Directions for this task: Find each line with "name" and copy it.

[BEGIN Given records]

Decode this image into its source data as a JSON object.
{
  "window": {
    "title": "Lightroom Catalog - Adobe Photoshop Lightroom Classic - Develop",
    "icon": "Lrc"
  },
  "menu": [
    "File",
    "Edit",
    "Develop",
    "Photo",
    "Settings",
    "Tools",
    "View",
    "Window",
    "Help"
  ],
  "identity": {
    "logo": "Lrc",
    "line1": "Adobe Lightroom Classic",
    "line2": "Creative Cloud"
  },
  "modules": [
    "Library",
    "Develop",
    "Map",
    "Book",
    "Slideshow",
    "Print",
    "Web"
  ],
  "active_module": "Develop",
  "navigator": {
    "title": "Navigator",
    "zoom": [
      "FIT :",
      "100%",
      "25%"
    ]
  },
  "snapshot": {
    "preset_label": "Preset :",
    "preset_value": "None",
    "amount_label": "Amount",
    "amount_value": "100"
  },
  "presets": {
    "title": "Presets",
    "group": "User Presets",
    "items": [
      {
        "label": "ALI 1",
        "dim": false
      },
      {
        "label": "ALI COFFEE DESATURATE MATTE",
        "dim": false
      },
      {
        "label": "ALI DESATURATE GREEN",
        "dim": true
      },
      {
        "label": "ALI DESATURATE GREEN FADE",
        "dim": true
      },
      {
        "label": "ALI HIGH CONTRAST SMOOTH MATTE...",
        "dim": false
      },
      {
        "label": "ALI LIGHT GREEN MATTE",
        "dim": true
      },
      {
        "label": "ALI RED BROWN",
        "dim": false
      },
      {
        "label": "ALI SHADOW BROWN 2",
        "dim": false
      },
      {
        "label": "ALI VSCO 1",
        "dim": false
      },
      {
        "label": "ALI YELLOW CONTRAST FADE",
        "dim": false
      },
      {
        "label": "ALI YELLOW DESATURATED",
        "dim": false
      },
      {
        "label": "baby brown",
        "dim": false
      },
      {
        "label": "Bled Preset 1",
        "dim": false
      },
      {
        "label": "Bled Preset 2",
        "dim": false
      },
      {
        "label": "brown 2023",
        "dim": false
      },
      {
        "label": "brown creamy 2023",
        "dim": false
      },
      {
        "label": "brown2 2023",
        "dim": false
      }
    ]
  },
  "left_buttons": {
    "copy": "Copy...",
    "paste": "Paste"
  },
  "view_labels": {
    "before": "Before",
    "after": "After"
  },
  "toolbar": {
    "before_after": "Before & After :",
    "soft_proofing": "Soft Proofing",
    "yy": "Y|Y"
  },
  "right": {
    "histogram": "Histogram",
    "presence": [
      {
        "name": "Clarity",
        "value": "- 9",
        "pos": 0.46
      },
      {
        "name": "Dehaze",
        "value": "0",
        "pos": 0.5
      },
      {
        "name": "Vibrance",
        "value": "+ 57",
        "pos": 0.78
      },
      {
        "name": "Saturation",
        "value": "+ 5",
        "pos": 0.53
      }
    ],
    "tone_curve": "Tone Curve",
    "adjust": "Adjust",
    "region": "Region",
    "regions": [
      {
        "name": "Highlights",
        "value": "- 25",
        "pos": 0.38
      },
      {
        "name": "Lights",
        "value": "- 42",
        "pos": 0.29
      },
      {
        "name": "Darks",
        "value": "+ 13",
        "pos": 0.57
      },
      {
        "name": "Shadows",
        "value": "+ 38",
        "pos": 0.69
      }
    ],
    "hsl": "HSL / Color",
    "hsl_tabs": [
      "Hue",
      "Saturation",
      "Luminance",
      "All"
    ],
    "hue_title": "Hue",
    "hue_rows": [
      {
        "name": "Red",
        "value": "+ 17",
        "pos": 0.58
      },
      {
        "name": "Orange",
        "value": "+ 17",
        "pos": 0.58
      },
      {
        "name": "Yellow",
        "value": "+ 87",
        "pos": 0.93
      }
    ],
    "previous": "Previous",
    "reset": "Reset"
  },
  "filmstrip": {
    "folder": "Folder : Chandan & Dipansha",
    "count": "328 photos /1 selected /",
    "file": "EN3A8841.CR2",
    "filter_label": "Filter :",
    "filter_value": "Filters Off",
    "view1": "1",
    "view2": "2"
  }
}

[END Given records]

Output below:
        "name": "Clarity",
        "name": "Dehaze",
        "name": "Vibrance",
        "name": "Saturation",
        "name": "Highlights",
        "name": "Lights",
        "name": "Darks",
        "name": "Shadows",
        "name": "Red",
        "name": "Orange",
        "name": "Yellow",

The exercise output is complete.